▶ **STATED EXERCISE**
Put every line of the items below into a Markdown table, leaving out blank lines. Use two columns: Row, with the row number, and Line, with the text of that line.

▶ **DATA PROVIDED**
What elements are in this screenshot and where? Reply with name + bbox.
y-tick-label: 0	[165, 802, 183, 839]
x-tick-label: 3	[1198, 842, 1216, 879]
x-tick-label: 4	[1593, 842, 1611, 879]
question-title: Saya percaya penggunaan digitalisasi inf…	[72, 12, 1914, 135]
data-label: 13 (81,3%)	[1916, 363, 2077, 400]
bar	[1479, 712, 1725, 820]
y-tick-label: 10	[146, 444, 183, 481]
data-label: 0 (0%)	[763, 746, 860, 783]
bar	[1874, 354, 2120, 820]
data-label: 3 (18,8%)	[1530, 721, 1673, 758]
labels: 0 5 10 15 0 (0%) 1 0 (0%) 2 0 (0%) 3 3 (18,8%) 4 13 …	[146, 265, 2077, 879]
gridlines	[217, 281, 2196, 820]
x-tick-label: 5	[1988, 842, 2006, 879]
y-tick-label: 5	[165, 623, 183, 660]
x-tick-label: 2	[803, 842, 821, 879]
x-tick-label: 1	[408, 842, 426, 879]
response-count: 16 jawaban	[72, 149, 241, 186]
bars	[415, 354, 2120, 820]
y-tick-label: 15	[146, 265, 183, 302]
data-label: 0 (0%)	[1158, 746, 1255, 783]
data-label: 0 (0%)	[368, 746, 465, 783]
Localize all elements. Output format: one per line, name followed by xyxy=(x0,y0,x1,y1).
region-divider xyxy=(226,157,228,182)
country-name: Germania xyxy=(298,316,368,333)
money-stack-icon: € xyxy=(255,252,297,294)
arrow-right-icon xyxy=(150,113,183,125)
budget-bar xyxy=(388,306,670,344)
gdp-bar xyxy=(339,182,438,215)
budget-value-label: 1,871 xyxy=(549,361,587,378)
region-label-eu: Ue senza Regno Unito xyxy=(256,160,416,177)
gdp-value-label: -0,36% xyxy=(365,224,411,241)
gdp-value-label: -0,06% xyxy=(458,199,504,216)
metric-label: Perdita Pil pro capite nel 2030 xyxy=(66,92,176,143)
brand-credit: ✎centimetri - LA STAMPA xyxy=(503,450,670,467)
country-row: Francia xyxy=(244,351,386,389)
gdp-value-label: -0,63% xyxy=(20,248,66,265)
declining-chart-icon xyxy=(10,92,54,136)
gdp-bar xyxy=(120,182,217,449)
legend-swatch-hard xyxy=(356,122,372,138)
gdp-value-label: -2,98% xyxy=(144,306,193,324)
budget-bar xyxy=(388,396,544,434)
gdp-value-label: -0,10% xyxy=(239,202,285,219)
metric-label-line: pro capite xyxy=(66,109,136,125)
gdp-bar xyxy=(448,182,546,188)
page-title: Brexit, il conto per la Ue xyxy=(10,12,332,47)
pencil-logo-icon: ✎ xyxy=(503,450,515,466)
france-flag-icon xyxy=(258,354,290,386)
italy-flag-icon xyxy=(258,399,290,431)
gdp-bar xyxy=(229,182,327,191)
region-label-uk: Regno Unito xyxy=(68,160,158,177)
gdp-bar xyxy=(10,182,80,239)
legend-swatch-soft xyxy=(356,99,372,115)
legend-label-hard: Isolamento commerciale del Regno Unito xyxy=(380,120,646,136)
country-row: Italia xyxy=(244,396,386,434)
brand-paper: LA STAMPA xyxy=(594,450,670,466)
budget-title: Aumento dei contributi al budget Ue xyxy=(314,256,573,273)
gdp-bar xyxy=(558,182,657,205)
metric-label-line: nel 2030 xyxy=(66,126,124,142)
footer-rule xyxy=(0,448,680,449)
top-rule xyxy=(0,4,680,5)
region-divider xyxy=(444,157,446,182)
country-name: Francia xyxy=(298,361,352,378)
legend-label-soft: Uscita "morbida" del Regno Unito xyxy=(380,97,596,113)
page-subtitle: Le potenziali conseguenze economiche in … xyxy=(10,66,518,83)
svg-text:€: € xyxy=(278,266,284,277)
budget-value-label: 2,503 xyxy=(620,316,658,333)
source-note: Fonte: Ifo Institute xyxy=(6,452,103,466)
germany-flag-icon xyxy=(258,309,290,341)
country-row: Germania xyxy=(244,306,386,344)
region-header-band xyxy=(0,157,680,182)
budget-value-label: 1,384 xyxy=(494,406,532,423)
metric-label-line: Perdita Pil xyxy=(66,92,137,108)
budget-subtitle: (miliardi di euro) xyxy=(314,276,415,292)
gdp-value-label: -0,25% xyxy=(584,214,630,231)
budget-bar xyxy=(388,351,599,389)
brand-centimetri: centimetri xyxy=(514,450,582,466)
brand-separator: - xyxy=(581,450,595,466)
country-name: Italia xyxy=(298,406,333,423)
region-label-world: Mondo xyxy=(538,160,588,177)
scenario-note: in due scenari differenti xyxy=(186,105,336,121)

▶ **WRITTEN ANSWER**
| Row | Line |
|---|---|
| 1 | What elements are in this screenshot and where? Reply with name + bbox. |
| 2 | y-tick-label: 0	[165, 802, 183, 839] |
| 3 | x-tick-label: 3	[1198, 842, 1216, 879] |
| 4 | x-tick-label: 4	[1593, 842, 1611, 879] |
| 5 | question-title: Saya percaya penggunaan digitalisasi inf…	[72, 12, 1914, 135] |
| 6 | data-label: 13 (81,3%)	[1916, 363, 2077, 400] |
| 7 | bar	[1479, 712, 1725, 820] |
| 8 | y-tick-label: 10	[146, 444, 183, 481] |
| 9 | data-label: 0 (0%)	[763, 746, 860, 783] |
| 10 | bar	[1874, 354, 2120, 820] |
| 11 | data-label: 3 (18,8%)	[1530, 721, 1673, 758] |
| 12 | labels: 0 5 10 15 0 (0%) 1 0 (0%) 2 0 (0%) 3 3 (18,8%) 4 13 …	[146, 265, 2077, 879] |
| 13 | gridlines	[217, 281, 2196, 820] |
| 14 | x-tick-label: 5	[1988, 842, 2006, 879] |
| 15 | y-tick-label: 5	[165, 623, 183, 660] |
| 16 | x-tick-label: 2	[803, 842, 821, 879] |
| 17 | x-tick-label: 1	[408, 842, 426, 879] |
| 18 | response-count: 16 jawaban	[72, 149, 241, 186] |
| 19 | bars	[415, 354, 2120, 820] |
| 20 | y-tick-label: 15	[146, 265, 183, 302] |
| 21 | data-label: 0 (0%)	[1158, 746, 1255, 783] |
| 22 | data-label: 0 (0%)	[368, 746, 465, 783] |
| 23 | Localize all elements. Output format: one per line, name followed by xyxy=(x0,y0,x1,y1). |
| 24 | region-divider xyxy=(226,157,228,182) |
| 25 | country-name: Germania xyxy=(298,316,368,333) |
| 26 | money-stack-icon: € xyxy=(255,252,297,294) |
| 27 | arrow-right-icon xyxy=(150,113,183,125) |
| 28 | budget-bar xyxy=(388,306,670,344) |
| 29 | gdp-bar xyxy=(339,182,438,215) |
| 30 | budget-value-label: 1,871 xyxy=(549,361,587,378) |
| 31 | region-label-eu: Ue senza Regno Unito xyxy=(256,160,416,177) |
| 32 | gdp-value-label: -0,36% xyxy=(365,224,411,241) |
| 33 | gdp-value-label: -0,06% xyxy=(458,199,504,216) |
| 34 | metric-label: Perdita Pil pro capite nel 2030 xyxy=(66,92,176,143) |
| 35 | brand-credit: ✎centimetri - LA STAMPA xyxy=(503,450,670,467) |
| 36 | country-row: Francia xyxy=(244,351,386,389) |
| 37 | gdp-value-label: -0,63% xyxy=(20,248,66,265) |
| 38 | declining-chart-icon xyxy=(10,92,54,136) |
| 39 | gdp-bar xyxy=(120,182,217,449) |
| 40 | legend-swatch-hard xyxy=(356,122,372,138) |
| 41 | gdp-value-label: -2,98% xyxy=(144,306,193,324) |
| 42 | budget-bar xyxy=(388,396,544,434) |
| 43 | gdp-value-label: -0,10% xyxy=(239,202,285,219) |
| 44 | metric-label-line: pro capite xyxy=(66,109,136,125) |
| 45 | gdp-bar xyxy=(448,182,546,188) |
| 46 | page-title: Brexit, il conto per la Ue xyxy=(10,12,332,47) |
| 47 | pencil-logo-icon: ✎ xyxy=(503,450,515,466) |
| 48 | france-flag-icon xyxy=(258,354,290,386) |
| 49 | italy-flag-icon xyxy=(258,399,290,431) |
| 50 | gdp-bar xyxy=(229,182,327,191) |
| 51 | region-label-uk: Regno Unito xyxy=(68,160,158,177) |
| 52 | gdp-bar xyxy=(10,182,80,239) |
| 53 | legend-swatch-soft xyxy=(356,99,372,115) |
| 54 | legend-label-hard: Isolamento commerciale del Regno Unito xyxy=(380,120,646,136) |
| 55 | country-row: Italia xyxy=(244,396,386,434) |
| 56 | brand-paper: LA STAMPA xyxy=(594,450,670,466) |
| 57 | budget-title: Aumento dei contributi al budget Ue xyxy=(314,256,573,273) |
| 58 | gdp-bar xyxy=(558,182,657,205) |
| 59 | metric-label-line: nel 2030 xyxy=(66,126,124,142) |
| 60 | footer-rule xyxy=(0,448,680,449) |
| 61 | top-rule xyxy=(0,4,680,5) |
| 62 | region-divider xyxy=(444,157,446,182) |
| 63 | country-name: Francia xyxy=(298,361,352,378) |
| 64 | legend-label-soft: Uscita "morbida" del Regno Unito xyxy=(380,97,596,113) |
| 65 | page-subtitle: Le potenziali conseguenze economiche in … xyxy=(10,66,518,83) |
| 66 | svg-text:€: € xyxy=(278,266,284,277) |
| 67 | budget-value-label: 2,503 xyxy=(620,316,658,333) |
| 68 | source-note: Fonte: Ifo Institute xyxy=(6,452,103,466) |
| 69 | germany-flag-icon xyxy=(258,309,290,341) |
| 70 | country-row: Germania xyxy=(244,306,386,344) |
| 71 | region-header-band xyxy=(0,157,680,182) |
| 72 | budget-value-label: 1,384 xyxy=(494,406,532,423) |
| 73 | metric-label-line: Perdita Pil xyxy=(66,92,137,108) |
| 74 | budget-subtitle: (miliardi di euro) xyxy=(314,276,415,292) |
| 75 | gdp-value-label: -0,25% xyxy=(584,214,630,231) |
| 76 | budget-bar xyxy=(388,351,599,389) |
| 77 | brand-centimetri: centimetri xyxy=(514,450,582,466) |
| 78 | brand-separator: - xyxy=(581,450,595,466) |
| 79 | country-name: Italia xyxy=(298,406,333,423) |
| 80 | region-label-world: Mondo xyxy=(538,160,588,177) |
| 81 | scenario-note: in due scenari differenti xyxy=(186,105,336,121) |